| SHORT EXERCISE |
Find the lines containing the word "language" and copy every one of them.

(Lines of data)
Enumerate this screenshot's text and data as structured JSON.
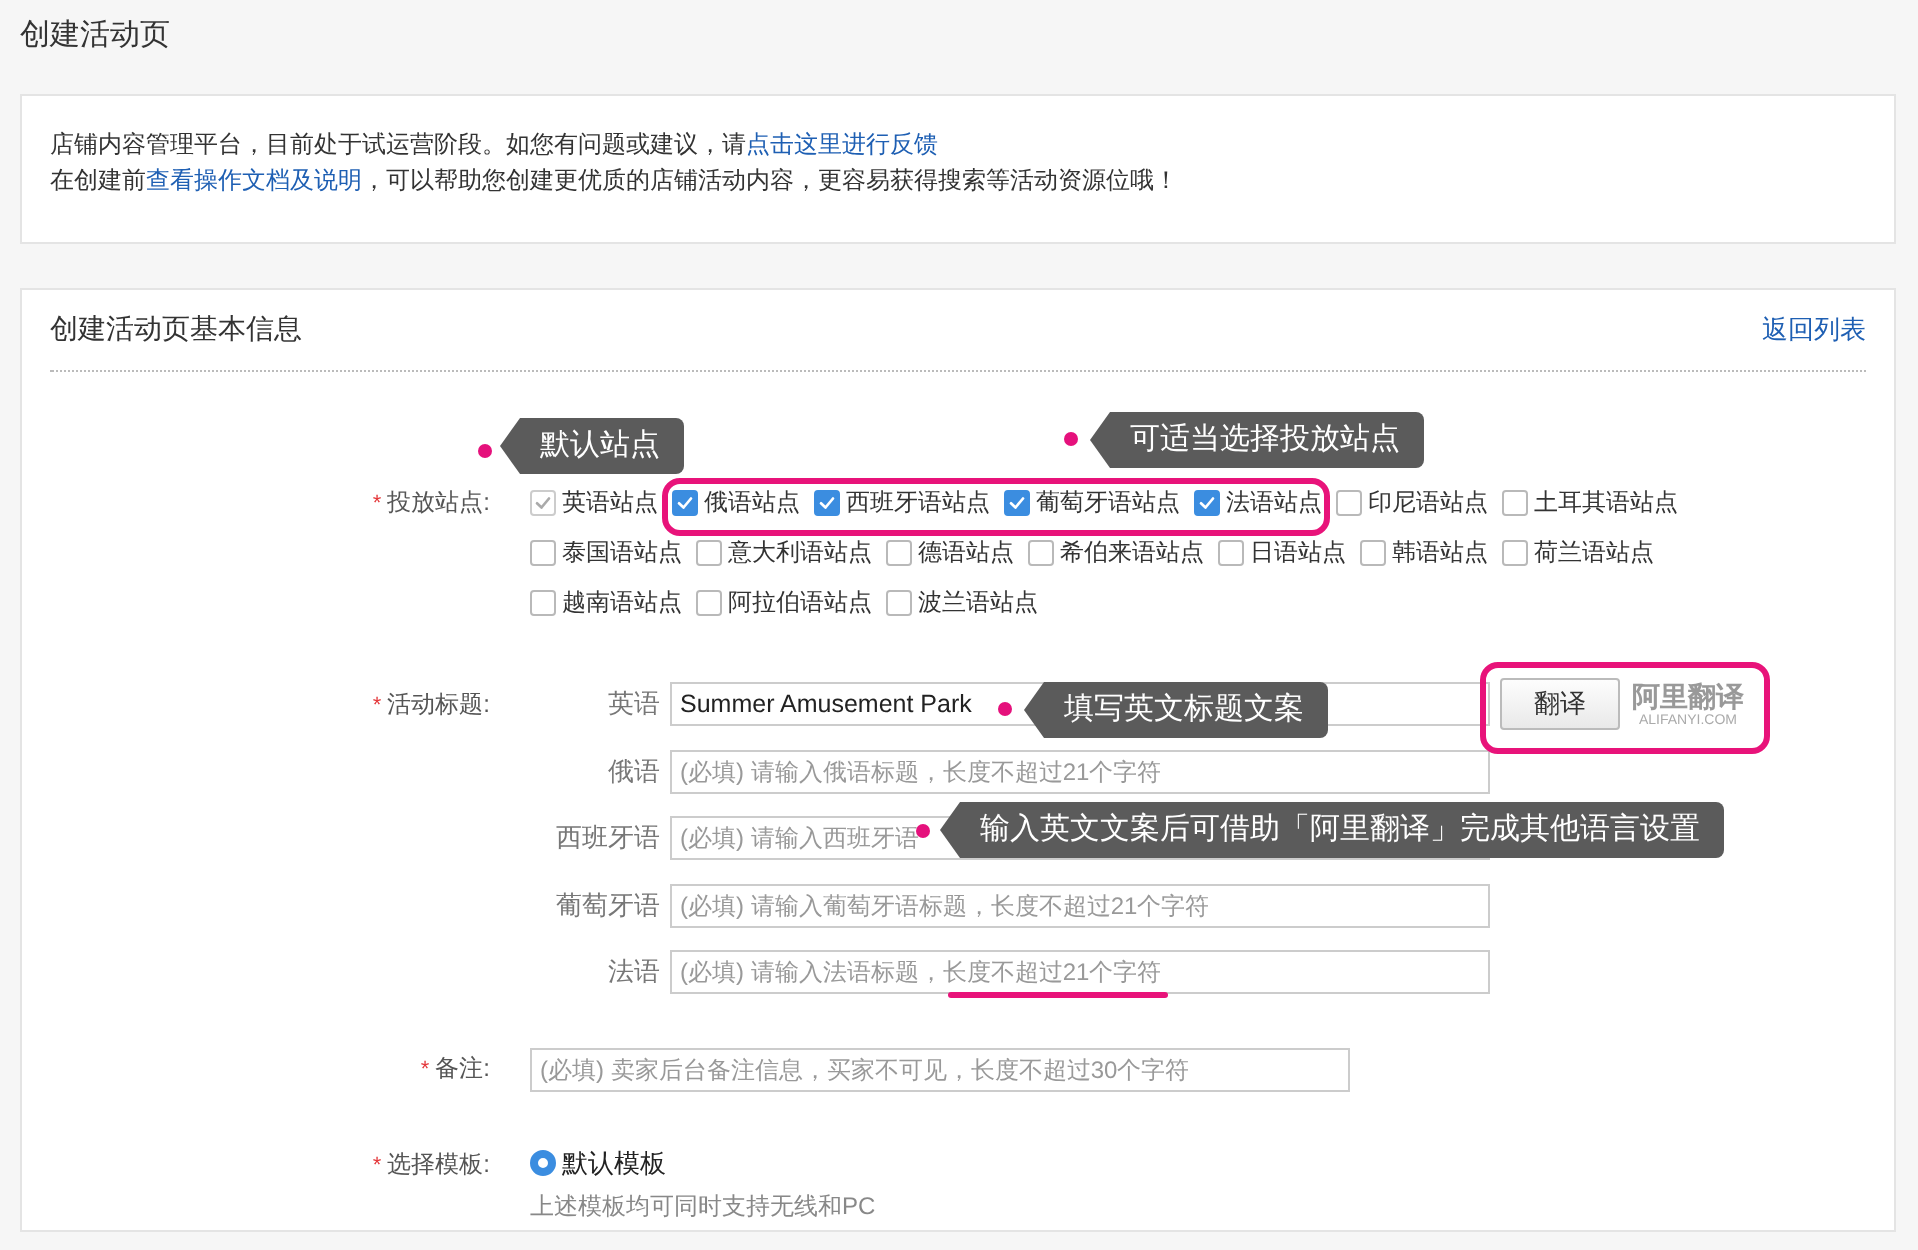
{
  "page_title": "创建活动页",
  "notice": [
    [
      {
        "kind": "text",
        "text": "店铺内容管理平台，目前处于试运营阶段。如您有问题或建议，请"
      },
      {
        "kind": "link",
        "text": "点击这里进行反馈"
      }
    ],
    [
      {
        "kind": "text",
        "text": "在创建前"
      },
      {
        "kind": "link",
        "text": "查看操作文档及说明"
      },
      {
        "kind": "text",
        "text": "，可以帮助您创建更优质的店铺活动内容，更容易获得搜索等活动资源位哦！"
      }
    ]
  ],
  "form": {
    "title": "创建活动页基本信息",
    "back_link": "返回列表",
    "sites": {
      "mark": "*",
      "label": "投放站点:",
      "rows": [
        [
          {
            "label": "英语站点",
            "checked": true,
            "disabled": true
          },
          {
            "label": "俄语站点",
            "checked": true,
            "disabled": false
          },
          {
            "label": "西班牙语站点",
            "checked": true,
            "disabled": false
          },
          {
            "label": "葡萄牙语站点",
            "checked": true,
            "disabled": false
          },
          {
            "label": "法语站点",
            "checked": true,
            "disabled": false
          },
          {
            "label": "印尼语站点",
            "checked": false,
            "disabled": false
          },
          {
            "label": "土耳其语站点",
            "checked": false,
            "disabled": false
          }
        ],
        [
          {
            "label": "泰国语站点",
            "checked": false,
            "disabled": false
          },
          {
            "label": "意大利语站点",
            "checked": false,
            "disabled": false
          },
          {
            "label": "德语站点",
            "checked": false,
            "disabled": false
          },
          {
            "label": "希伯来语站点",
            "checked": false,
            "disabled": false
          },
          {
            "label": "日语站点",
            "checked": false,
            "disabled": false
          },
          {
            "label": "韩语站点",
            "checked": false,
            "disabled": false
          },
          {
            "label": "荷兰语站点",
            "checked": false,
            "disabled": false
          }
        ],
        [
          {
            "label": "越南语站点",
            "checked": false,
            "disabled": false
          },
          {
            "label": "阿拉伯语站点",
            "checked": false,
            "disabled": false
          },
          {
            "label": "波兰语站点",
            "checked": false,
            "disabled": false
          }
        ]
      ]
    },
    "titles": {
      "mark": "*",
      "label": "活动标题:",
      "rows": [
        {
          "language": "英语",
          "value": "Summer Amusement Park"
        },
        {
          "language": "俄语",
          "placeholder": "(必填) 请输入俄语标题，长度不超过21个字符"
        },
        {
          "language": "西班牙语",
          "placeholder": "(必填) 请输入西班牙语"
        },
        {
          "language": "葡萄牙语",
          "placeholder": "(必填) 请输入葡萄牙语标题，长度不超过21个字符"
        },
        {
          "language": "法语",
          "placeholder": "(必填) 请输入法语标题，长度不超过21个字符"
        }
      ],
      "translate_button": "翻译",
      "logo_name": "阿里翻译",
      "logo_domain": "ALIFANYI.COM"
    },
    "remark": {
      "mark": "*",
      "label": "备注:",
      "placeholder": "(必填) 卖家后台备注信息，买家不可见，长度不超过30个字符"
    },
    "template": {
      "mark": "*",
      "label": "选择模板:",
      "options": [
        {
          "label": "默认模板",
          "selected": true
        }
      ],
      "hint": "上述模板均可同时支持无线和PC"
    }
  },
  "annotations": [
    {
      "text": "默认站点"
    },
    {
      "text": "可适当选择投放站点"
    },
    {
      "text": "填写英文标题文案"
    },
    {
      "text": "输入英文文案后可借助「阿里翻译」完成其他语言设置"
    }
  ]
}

| TASK RESULT |
          "language": "英语",
          "language": "俄语",
          "language": "西班牙语",
          "language": "葡萄牙语",
          "language": "法语",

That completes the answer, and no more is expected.